[ENTRIES PROVIDED start]
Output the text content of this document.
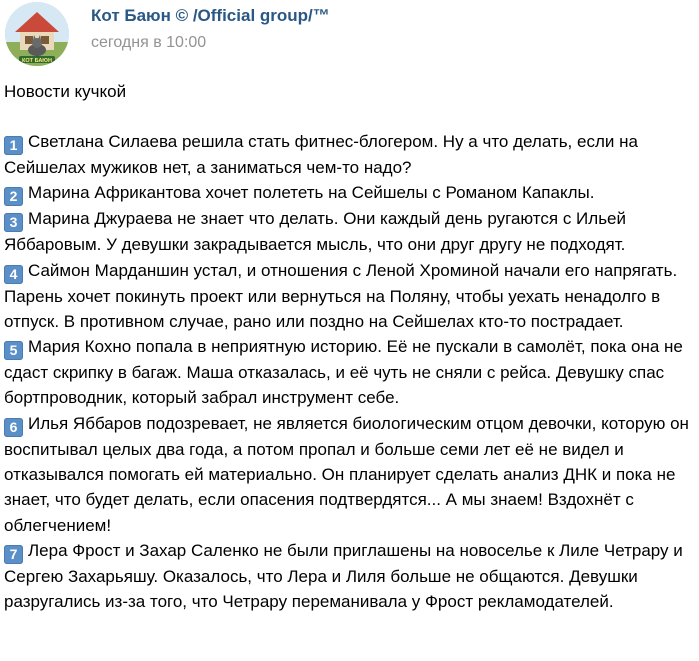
КОТ БАЮН
Кот Баюн © /Official group/™
сегодня в 10:00
Новости кучкой

1 Светлана Силаева решила стать фитнес-блогером. Ну а что делать, если на Сейшелах мужиков нет, а заниматься чем-то надо?

2 Марина Африкантова хочет полететь на Сейшелы с Романом Капаклы.

3 Марина Джураева не знает что делать. Они каждый день ругаются с Ильей Яббаровым. У девушки закрадывается мысль, что они друг другу не подходят.

4 Саймон Марданшин устал, и отношения с Леной Хроминой начали его напрягать. Парень хочет покинуть проект или вернуться на Поляну, чтобы уехать ненадолго в отпуск. В противном случае, рано или поздно на Сейшелах кто-то пострадает.

5 Мария Кохно попала в неприятную историю. Её не пускали в самолёт, пока она не сдаст скрипку в багаж. Маша отказалась, и её чуть не сняли с рейса. Девушку спас бортпроводник, который забрал инструмент себе.

6 Илья Яббаров подозревает, не является биологическим отцом девочки, которую он воспитывал целых два года, а потом пропал и больше семи лет её не видел и отказывался помогать ей материально. Он планирует сделать анализ ДНК и пока не знает, что будет делать, если опасения подтвердятся... А мы знаем! Вздохнёт с облегчением!

7 Лера Фрост и Захар Саленко не были приглашены на новоселье к Лиле Четрару и Сергею Захарьяшу. Оказалось, что Лера и Лиля больше не общаются. Девушки разругались из-за того, что Четрару переманивала у Фрост рекламодателей.
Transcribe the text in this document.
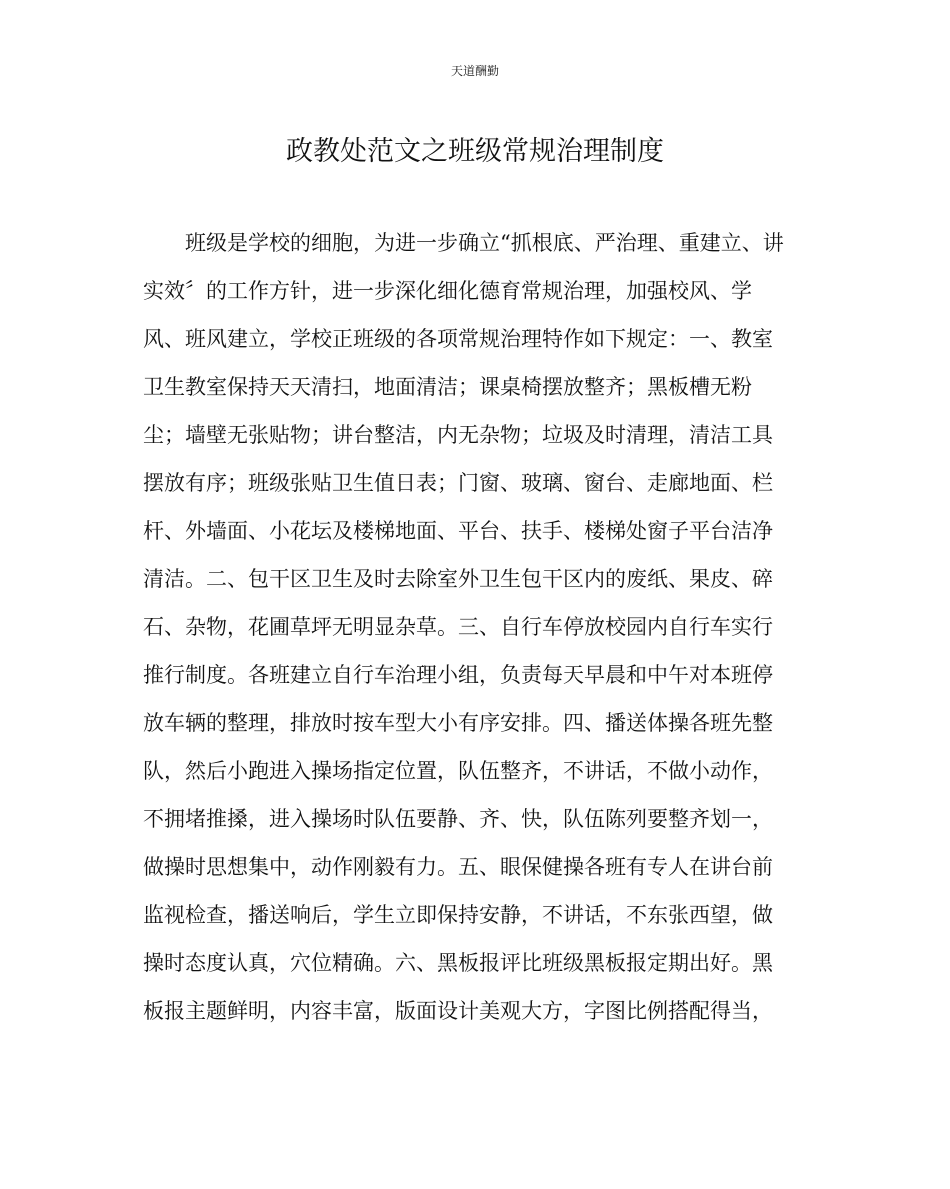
天道酬勤
政教处范文之班级常规治理制度
班级是学校的细胞，为进一步确立“抓根底、严治理、重建立、讲
实效〞的工作方针，进一步深化细化德育常规治理，加强校风、学
风、班风建立，学校正班级的各项常规治理特作如下规定：一、教室
卫生教室保持天天清扫，地面清洁；课桌椅摆放整齐；黑板槽无粉
尘；墙壁无张贴物；讲台整洁，内无杂物；垃圾及时清理，清洁工具
摆放有序；班级张贴卫生值日表；门窗、玻璃、窗台、走廊地面、栏
杆、外墙面、小花坛及楼梯地面、平台、扶手、楼梯处窗子平台洁净
清洁。二、包干区卫生及时去除室外卫生包干区内的废纸、果皮、碎
石、杂物，花圃草坪无明显杂草。三、自行车停放校园内自行车实行
推行制度。各班建立自行车治理小组，负责每天早晨和中午对本班停
放车辆的整理，排放时按车型大小有序安排。四、播送体操各班先整
队，然后小跑进入操场指定位置，队伍整齐，不讲话，不做小动作，
不拥堵推搡，进入操场时队伍要静、齐、快，队伍陈列要整齐划一，
做操时思想集中，动作刚毅有力。五、眼保健操各班有专人在讲台前
监视检查，播送响后，学生立即保持安静，不讲话，不东张西望，做
操时态度认真，穴位精确。六、黑板报评比班级黑板报定期出好。黑
板报主题鲜明，内容丰富，版面设计美观大方，字图比例搭配得当，
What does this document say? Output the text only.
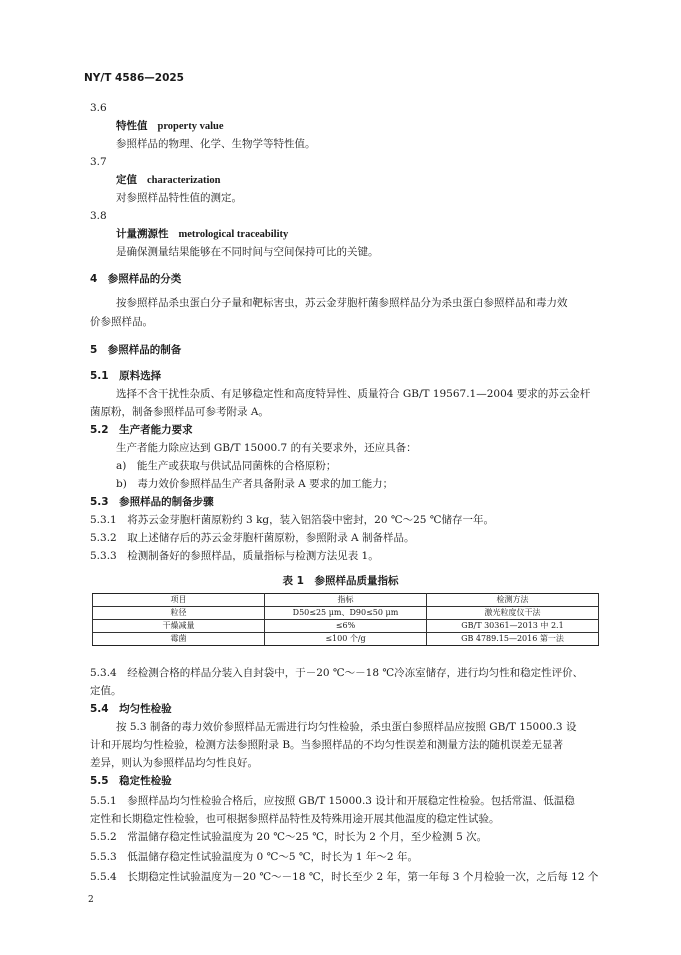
NY/T 4586—2025
3.6
特性值 property value
参照样品的物理、化学、生物学等特性值。
3.7
定值 characterization
对参照样品特性值的测定。
3.8
计量溯源性 metrological traceability
是确保测量结果能够在不同时间与空间保持可比的关键。
4　参照样品的分类
按参照样品杀虫蛋白分子量和靶标害虫，苏云金芽胞杆菌参照样品分为杀虫蛋白参照样品和毒力效
价参照样品。
5　参照样品的制备
5.1　原料选择
选择不含干扰性杂质、有足够稳定性和高度特异性、质量符合 GB/T 19567.1—2004 要求的苏云金杆
菌原粉，制备参照样品可参考附录 A。
5.2　生产者能力要求
生产者能力除应达到 GB/T 15000.7 的有关要求外，还应具备：
a)　能生产或获取与供试品同菌株的合格原粉；
b)　毒力效价参照样品生产者具备附录 A 要求的加工能力；
5.3　参照样品的制备步骤
5.3.1　将苏云金芽胞杆菌原粉约 3 kg，装入铝箔袋中密封，20 ℃～25 ℃储存一年。
5.3.2　取上述储存后的苏云金芽胞杆菌原粉，参照附录 A 制备样品。
5.3.3　检测制备好的参照样品，质量指标与检测方法见表 1。
表 1　参照样品质量指标
项目	指标	检测方法
粒径	D50≤25 μm、D90≤50 μm	激光粒度仪干法
干燥减量	≤6%	GB/T 30361—2013 中 2.1
霉菌	≤100 个/g	GB 4789.15—2016 第一法
5.3.4　经检测合格的样品分装入自封袋中，于－20 ℃～－18 ℃冷冻室储存，进行均匀性和稳定性评价、
定值。
5.4　均匀性检验
按 5.3 制备的毒力效价参照样品无需进行均匀性检验，杀虫蛋白参照样品应按照 GB/T 15000.3 设
计和开展均匀性检验，检测方法参照附录 B。当参照样品的不均匀性误差和测量方法的随机误差无显著
差异，则认为参照样品均匀性良好。
5.5　稳定性检验
5.5.1　参照样品均匀性检验合格后，应按照 GB/T 15000.3 设计和开展稳定性检验。包括常温、低温稳
定性和长期稳定性检验，也可根据参照样品特性及特殊用途开展其他温度的稳定性试验。
5.5.2　常温储存稳定性试验温度为 20 ℃～25 ℃，时长为 2 个月，至少检测 5 次。
5.5.3　低温储存稳定性试验温度为 0 ℃～5 ℃，时长为 1 年～2 年。
5.5.4　长期稳定性试验温度为－20 ℃～－18 ℃，时长至少 2 年，第一年每 3 个月检验一次，之后每 12 个
2
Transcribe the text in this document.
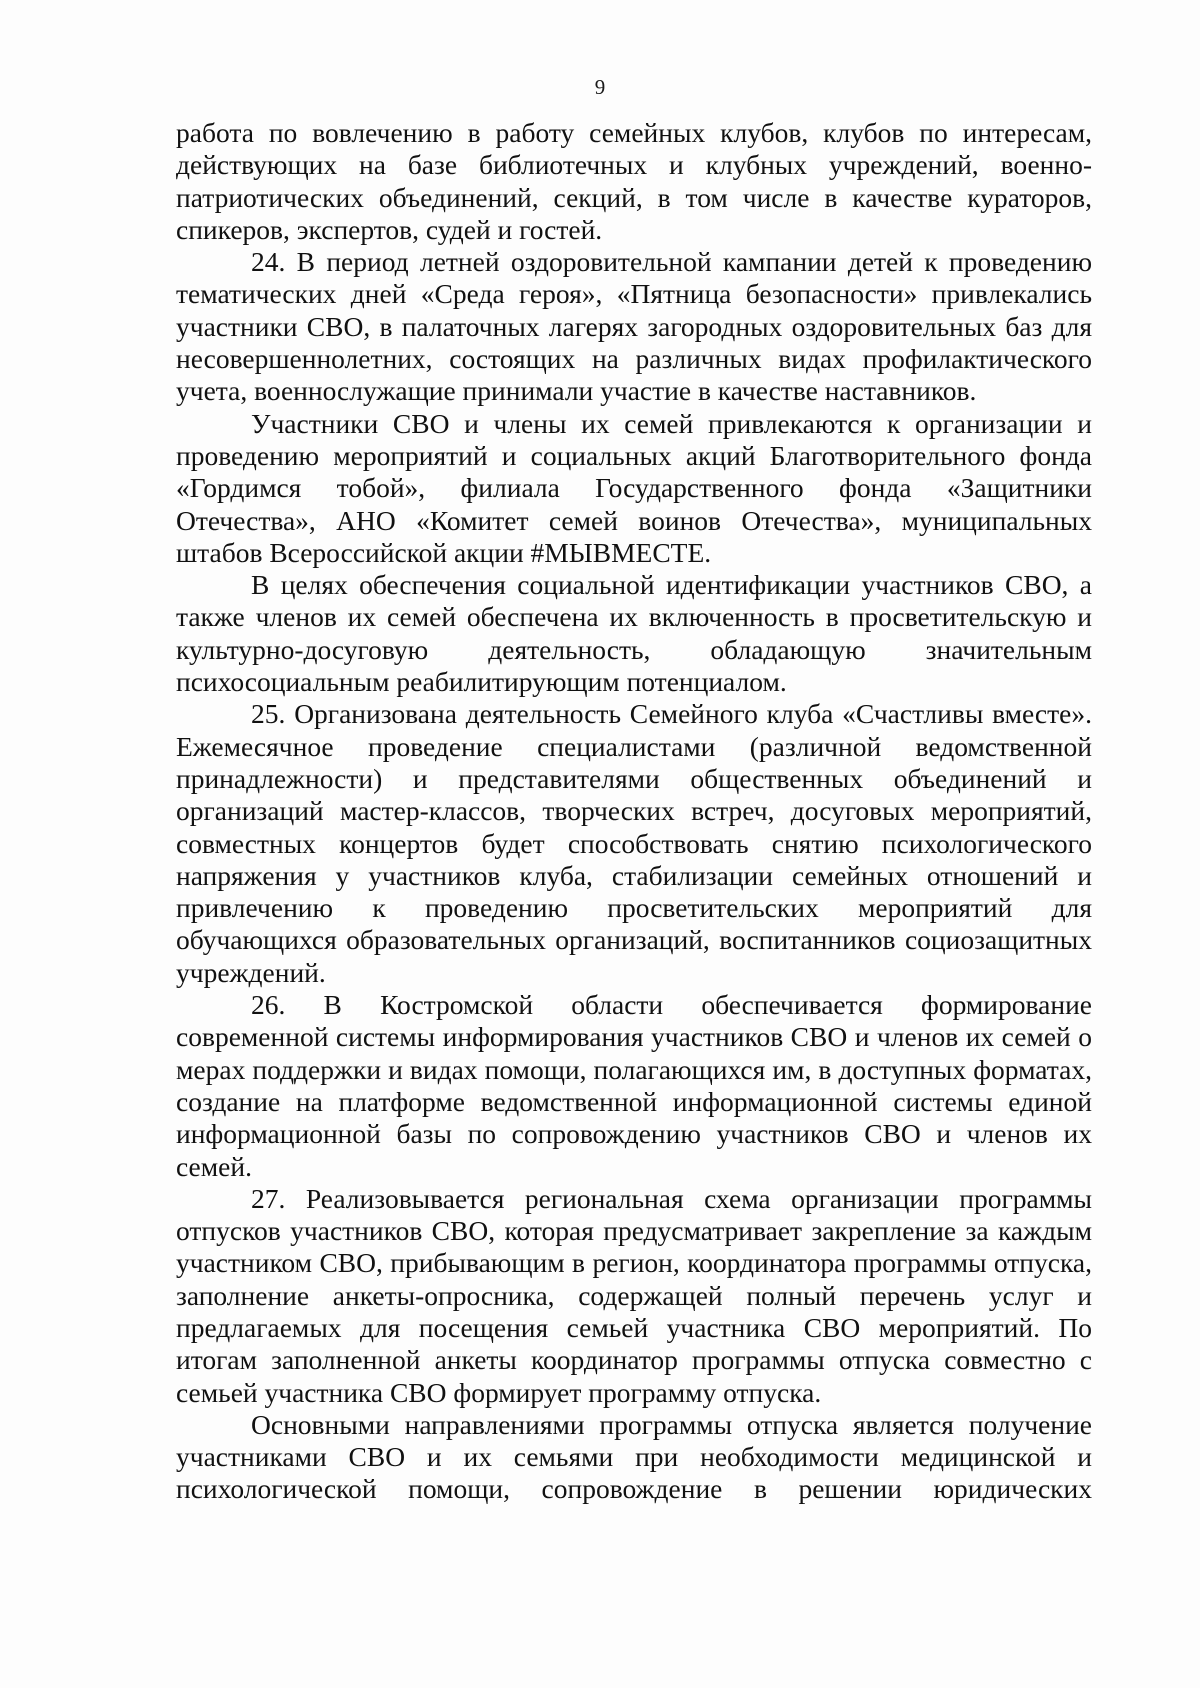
9

работа по вовлечению в работу семейных клубов, клубов по интересам, действующих на базе библиотечных и клубных учреждений, военно-патриотических объединений, секций, в том числе в качестве кураторов, спикеров, экспертов, судей и гостей.

24. В период летней оздоровительной кампании детей к проведению тематических дней «Среда героя», «Пятница безопасности» привлекались участники СВО, в палаточных лагерях загородных оздоровительных баз для несовершеннолетних, состоящих на различных видах профилактического учета, военнослужащие принимали участие в качестве наставников.

Участники СВО и члены их семей привлекаются к организации и проведению мероприятий и социальных акций Благотворительного фонда «Гордимся тобой», филиала Государственного фонда «Защитники Отечества», АНО «Комитет семей воинов Отечества», муниципальных штабов Всероссийской акции #МЫВМЕСТЕ.

В целях обеспечения социальной идентификации участников СВО, а также членов их семей обеспечена их включенность в просветительскую и культурно-досуговую деятельность, обладающую значительным психосоциальным реабилитирующим потенциалом.

25. Организована деятельность Семейного клуба «Счастливы вместе». Ежемесячное проведение специалистами (различной ведомственной принадлежности) и представителями общественных объединений и организаций мастер-классов, творческих встреч, досуговых мероприятий, совместных концертов будет способствовать снятию психологического напряжения у участников клуба, стабилизации семейных отношений и привлечению к проведению просветительских мероприятий для обучающихся образовательных организаций, воспитанников социозащитных учреждений.

26. В Костромской области обеспечивается формирование современной системы информирования участников СВО и членов их семей о мерах поддержки и видах помощи, полагающихся им, в доступных форматах, создание на платформе ведомственной информационной системы единой информационной базы по сопровождению участников СВО и членов их семей.

27. Реализовывается региональная схема организации программы отпусков участников СВО, которая предусматривает закрепление за каждым участником СВО, прибывающим в регион, координатора программы отпуска, заполнение анкеты-опросника, содержащей полный перечень услуг и предлагаемых для посещения семьей участника СВО мероприятий. По итогам заполненной анкеты координатор программы отпуска совместно с семьей участника СВО формирует программу отпуска.

Основными направлениями программы отпуска является получение участниками СВО и их семьями при необходимости медицинской и психологической помощи, сопровождение в решении юридических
[ENTRIES PROVIDED end]
▶ _WHAT IS ASKED_
Copy out all lines that carry the word "хочет".

▶ _EXERCISE OUTPUT_
2 Марина Африкантова хочет полететь на Сейшелы с Романом Капаклы.
4 Саймон Марданшин устал, и отношения с Леной Хроминой начали его напрягать. Парень хочет покинуть проект или вернуться на Поляну, чтобы уехать ненадолго в отпуск. В противном случае, рано или поздно на Сейшелах кто-то пострадает.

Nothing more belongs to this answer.